## ABOUT THIS TASK
Can you find the lines of the listing that include "subtitle" and copy every one?

□ □ □ □ □ □ □

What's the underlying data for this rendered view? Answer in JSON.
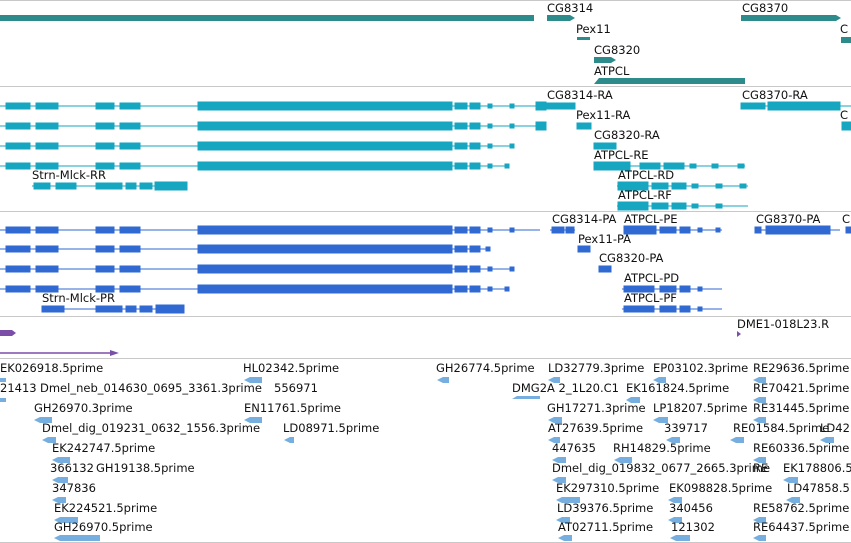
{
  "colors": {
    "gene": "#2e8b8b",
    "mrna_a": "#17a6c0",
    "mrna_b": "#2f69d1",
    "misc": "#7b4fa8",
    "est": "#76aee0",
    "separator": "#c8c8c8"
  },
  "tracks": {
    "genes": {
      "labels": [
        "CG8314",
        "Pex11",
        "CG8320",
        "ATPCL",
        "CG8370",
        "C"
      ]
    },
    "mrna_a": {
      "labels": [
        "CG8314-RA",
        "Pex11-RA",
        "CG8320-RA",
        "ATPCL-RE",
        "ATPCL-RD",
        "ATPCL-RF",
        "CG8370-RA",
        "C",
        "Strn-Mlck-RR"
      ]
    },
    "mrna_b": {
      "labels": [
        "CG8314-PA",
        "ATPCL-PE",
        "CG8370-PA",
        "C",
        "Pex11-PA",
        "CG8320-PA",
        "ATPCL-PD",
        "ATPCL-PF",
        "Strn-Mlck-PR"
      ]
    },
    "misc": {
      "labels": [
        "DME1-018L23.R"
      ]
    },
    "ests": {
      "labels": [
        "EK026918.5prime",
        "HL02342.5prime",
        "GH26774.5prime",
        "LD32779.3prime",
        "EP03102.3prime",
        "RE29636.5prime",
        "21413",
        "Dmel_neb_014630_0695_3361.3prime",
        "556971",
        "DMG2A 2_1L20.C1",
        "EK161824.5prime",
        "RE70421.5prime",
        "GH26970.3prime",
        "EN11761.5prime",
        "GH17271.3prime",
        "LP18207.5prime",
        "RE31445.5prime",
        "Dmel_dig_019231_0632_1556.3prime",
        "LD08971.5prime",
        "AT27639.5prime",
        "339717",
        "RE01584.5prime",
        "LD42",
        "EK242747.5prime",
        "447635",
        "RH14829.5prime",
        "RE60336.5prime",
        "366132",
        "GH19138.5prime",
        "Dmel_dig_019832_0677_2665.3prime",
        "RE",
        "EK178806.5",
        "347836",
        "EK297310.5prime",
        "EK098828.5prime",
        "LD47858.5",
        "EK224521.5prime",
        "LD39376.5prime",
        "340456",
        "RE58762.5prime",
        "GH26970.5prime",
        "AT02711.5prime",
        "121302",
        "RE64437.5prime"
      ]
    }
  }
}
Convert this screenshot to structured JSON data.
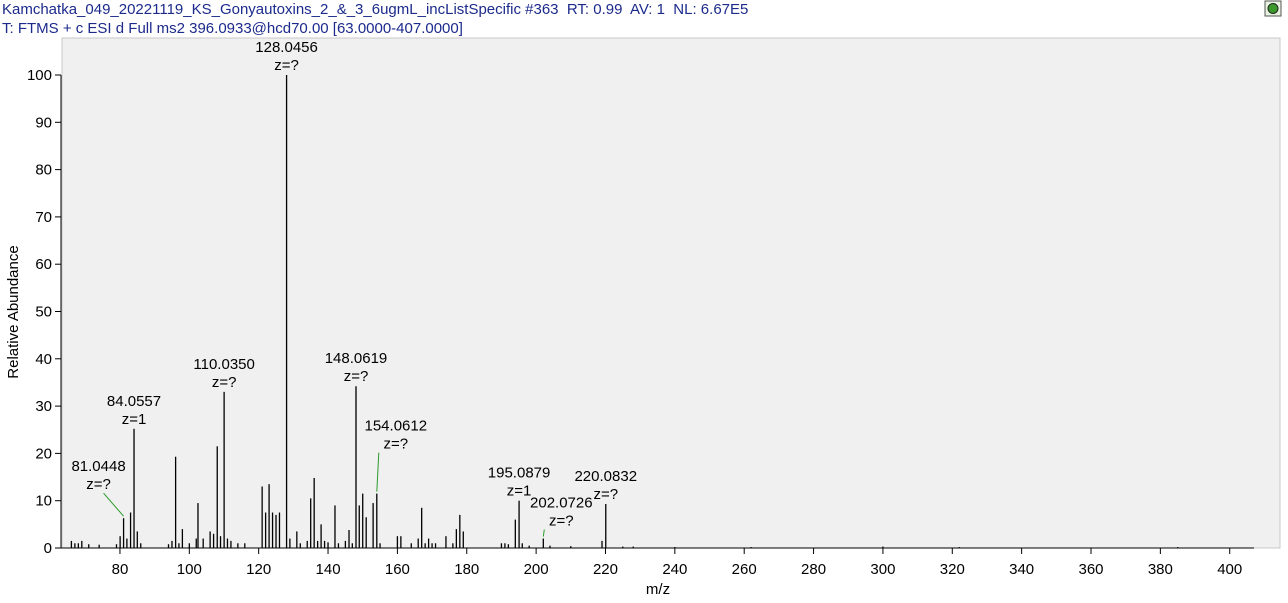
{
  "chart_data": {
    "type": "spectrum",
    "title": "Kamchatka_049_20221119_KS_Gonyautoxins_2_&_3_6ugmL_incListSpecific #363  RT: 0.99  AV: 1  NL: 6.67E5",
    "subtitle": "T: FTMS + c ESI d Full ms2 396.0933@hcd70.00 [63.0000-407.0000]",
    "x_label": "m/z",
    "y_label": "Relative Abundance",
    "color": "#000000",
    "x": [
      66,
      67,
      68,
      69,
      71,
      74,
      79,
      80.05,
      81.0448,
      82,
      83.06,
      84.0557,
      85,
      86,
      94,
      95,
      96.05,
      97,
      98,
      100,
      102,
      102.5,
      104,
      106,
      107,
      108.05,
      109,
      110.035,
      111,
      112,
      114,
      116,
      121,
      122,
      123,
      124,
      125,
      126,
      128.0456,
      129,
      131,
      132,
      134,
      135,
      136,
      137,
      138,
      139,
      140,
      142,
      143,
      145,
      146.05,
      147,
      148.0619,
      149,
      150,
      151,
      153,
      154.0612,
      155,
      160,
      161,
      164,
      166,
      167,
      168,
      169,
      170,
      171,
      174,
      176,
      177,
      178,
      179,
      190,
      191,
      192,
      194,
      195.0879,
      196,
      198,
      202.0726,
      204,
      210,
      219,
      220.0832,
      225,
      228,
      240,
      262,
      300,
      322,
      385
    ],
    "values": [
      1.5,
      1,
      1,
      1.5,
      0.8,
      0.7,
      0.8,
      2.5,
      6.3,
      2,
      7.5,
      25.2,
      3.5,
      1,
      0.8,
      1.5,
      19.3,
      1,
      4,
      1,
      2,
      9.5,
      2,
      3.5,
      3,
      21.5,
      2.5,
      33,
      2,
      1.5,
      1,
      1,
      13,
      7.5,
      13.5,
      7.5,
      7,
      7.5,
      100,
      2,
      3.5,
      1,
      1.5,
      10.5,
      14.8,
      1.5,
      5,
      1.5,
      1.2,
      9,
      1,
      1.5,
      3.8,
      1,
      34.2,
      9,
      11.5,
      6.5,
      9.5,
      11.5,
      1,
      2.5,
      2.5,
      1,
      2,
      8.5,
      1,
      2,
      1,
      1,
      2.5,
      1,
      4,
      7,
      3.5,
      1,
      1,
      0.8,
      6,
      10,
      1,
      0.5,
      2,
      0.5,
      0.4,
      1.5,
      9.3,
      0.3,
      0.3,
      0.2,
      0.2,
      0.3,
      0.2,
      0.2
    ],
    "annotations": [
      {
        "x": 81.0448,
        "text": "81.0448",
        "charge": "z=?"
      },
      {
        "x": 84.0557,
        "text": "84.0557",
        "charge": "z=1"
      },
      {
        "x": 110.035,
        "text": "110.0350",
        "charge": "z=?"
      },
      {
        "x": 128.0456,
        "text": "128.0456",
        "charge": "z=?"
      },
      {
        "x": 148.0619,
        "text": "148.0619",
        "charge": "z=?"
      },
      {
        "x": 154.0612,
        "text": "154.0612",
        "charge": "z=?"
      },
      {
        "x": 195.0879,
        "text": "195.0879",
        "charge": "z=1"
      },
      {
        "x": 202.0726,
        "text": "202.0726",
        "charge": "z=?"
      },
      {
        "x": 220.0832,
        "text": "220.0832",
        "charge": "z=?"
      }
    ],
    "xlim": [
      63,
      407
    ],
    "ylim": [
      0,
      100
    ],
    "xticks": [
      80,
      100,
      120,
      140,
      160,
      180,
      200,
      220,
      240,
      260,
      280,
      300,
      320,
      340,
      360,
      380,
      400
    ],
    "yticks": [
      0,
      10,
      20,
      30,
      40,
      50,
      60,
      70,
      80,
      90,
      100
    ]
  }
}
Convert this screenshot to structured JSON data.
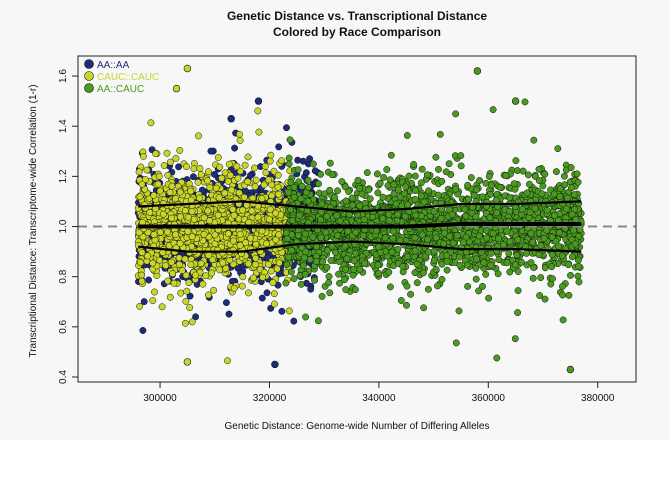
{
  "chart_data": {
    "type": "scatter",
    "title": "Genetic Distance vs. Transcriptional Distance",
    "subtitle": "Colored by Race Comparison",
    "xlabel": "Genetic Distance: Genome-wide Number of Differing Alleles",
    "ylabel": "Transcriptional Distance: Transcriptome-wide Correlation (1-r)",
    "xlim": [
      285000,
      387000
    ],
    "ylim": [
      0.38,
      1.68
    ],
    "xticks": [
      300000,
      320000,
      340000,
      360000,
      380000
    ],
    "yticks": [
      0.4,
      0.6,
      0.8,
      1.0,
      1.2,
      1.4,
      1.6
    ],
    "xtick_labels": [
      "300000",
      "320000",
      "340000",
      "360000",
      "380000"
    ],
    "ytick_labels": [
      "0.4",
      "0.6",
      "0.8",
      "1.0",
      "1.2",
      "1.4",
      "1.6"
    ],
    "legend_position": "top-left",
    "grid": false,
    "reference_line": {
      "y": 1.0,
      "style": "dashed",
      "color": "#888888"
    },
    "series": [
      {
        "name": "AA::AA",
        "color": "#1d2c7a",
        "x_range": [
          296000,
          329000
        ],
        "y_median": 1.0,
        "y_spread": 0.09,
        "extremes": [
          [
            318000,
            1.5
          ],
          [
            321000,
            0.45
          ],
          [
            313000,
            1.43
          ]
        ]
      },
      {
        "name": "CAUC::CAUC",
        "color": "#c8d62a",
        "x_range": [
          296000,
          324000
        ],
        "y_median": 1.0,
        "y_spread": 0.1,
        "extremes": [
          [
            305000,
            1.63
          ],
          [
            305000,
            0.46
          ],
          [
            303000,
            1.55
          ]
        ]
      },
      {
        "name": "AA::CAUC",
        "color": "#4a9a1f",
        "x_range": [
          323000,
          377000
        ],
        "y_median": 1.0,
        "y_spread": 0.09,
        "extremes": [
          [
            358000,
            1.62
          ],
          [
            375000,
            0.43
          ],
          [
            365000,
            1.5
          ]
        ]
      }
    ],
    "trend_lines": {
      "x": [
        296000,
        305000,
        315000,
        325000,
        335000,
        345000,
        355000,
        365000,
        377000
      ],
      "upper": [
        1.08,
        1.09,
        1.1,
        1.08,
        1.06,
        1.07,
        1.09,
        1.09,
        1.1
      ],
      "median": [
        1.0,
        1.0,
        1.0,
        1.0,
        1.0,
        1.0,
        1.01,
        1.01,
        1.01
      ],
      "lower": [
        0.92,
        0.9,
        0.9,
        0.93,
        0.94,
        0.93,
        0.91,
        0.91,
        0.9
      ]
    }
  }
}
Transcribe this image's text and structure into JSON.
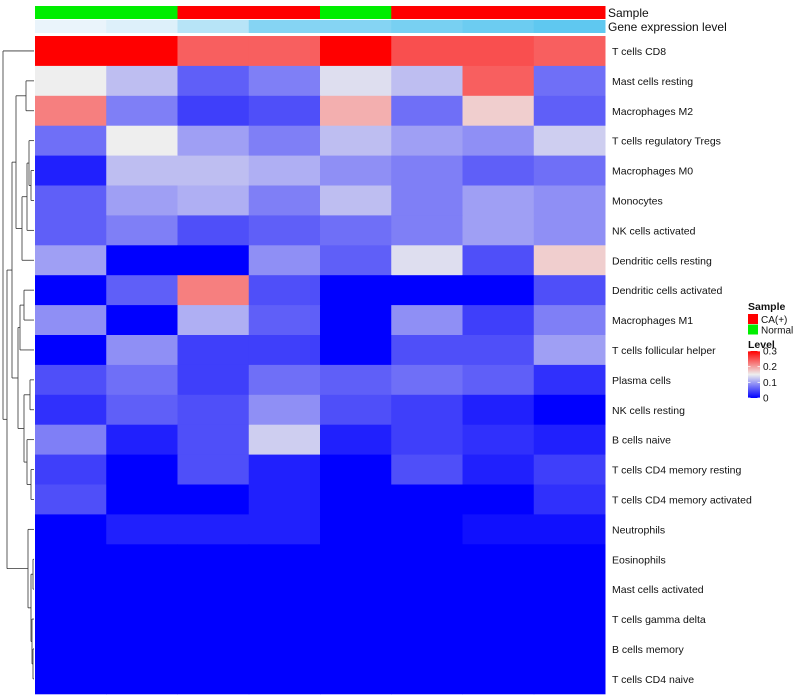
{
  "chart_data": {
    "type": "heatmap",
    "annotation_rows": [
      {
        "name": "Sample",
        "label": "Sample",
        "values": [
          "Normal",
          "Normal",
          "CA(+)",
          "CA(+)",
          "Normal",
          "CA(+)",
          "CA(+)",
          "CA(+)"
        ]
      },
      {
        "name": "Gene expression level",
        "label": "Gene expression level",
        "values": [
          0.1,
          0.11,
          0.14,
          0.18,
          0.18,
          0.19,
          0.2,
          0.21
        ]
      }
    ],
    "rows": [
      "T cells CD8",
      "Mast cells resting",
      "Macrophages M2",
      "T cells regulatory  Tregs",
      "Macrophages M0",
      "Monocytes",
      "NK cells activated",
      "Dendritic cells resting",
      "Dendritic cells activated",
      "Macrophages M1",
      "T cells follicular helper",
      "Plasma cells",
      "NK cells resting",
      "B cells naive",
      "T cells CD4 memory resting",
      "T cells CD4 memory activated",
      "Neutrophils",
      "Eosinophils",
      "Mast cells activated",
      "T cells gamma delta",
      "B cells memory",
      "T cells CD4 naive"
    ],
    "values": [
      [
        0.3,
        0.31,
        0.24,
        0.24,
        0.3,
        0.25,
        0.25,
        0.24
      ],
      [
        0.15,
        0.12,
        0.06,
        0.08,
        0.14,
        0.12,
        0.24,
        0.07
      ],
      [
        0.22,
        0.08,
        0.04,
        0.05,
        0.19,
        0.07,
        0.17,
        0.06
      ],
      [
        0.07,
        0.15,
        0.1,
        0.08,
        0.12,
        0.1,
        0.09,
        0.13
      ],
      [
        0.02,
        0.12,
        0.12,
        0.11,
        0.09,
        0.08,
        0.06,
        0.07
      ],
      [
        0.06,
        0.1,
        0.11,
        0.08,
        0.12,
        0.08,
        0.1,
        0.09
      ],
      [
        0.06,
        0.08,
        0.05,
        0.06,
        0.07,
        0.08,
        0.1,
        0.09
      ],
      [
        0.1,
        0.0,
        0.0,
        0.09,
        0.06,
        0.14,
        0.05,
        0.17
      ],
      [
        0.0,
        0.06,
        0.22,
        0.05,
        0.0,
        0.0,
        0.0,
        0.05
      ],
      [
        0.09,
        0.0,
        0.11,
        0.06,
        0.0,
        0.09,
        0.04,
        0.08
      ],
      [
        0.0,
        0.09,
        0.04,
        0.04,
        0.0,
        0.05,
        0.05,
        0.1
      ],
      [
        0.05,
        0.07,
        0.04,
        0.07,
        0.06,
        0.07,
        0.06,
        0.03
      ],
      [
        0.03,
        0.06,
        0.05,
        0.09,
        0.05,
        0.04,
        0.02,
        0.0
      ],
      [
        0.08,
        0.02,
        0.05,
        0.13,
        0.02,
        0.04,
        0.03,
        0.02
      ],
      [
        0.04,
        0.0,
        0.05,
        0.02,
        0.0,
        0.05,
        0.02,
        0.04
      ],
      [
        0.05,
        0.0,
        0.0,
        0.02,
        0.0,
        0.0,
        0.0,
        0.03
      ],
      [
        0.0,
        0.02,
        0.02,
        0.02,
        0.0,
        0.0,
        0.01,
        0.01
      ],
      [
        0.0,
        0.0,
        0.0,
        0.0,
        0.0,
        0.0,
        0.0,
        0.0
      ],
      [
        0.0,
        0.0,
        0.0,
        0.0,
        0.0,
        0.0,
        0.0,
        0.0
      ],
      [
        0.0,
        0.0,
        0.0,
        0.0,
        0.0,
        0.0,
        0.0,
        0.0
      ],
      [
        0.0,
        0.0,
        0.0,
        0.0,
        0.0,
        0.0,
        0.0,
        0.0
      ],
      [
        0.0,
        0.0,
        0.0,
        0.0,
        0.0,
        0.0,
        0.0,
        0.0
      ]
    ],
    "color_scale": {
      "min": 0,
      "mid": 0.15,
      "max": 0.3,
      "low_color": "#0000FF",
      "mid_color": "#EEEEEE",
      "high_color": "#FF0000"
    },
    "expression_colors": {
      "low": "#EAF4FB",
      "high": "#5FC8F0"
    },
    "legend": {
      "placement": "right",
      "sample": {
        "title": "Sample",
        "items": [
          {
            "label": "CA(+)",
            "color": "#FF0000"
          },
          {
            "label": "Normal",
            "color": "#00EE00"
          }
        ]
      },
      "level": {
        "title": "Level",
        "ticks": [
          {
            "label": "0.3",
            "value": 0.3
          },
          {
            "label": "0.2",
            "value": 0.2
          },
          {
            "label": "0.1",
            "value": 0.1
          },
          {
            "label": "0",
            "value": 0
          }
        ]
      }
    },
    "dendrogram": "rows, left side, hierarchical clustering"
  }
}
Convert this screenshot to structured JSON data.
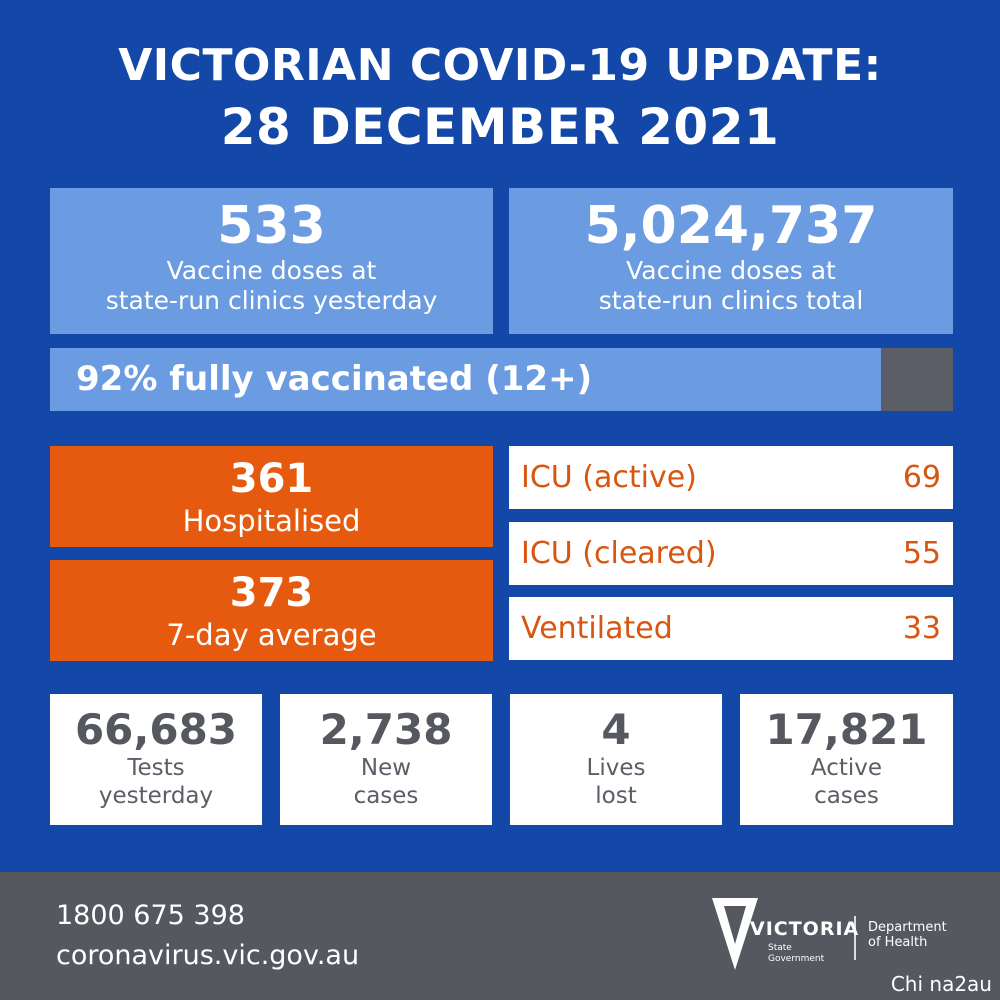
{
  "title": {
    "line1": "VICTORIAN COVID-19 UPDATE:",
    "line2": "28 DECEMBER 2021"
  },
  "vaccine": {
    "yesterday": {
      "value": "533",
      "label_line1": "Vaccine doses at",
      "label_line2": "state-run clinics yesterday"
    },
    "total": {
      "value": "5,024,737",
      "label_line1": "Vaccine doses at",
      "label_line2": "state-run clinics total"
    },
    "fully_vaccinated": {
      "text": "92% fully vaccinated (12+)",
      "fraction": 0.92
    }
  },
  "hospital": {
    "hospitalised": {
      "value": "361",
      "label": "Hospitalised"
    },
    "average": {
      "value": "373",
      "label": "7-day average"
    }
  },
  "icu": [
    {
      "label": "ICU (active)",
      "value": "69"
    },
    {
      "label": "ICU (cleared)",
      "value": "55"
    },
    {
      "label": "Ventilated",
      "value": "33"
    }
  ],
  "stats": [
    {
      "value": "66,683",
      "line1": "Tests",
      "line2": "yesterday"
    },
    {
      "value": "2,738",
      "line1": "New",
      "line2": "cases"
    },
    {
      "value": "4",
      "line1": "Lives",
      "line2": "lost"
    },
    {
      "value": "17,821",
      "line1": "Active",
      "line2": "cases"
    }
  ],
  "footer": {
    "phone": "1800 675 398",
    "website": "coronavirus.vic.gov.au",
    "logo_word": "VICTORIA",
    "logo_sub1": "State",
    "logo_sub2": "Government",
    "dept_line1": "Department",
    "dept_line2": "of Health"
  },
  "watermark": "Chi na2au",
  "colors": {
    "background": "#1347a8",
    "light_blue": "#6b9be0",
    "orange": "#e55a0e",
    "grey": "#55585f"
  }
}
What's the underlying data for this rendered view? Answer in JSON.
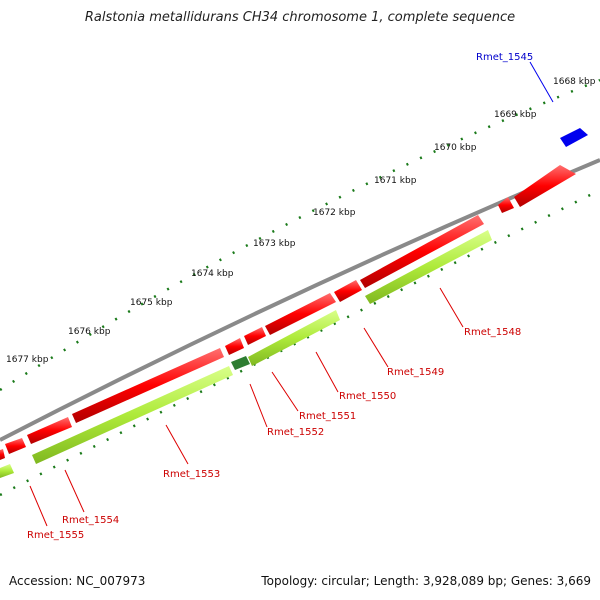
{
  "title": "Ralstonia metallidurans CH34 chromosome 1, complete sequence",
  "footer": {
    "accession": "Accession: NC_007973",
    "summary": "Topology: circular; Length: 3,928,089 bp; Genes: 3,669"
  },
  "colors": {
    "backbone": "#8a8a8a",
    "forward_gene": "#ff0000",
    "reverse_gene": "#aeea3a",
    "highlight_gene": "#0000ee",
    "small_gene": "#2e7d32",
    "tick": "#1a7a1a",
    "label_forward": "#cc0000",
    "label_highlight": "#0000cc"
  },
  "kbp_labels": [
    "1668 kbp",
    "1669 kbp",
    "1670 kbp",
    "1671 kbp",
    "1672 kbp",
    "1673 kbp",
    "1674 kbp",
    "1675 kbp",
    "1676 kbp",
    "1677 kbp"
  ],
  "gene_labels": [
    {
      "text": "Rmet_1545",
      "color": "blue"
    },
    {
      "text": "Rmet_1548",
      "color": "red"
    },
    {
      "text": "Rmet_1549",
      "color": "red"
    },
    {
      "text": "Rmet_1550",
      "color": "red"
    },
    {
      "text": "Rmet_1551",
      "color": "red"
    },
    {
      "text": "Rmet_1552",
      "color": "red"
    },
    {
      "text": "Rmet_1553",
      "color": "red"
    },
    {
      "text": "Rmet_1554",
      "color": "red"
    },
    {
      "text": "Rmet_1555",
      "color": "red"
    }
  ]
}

□ □ □ □ □ □ □

## WRITTEN REPLY
    "subtitle": "T: FTMS + c ESI d Full ms2 396.0933@hcd70.00 [63.0000-407.0000]",
    "subtitle": "Colored by Race Comparison",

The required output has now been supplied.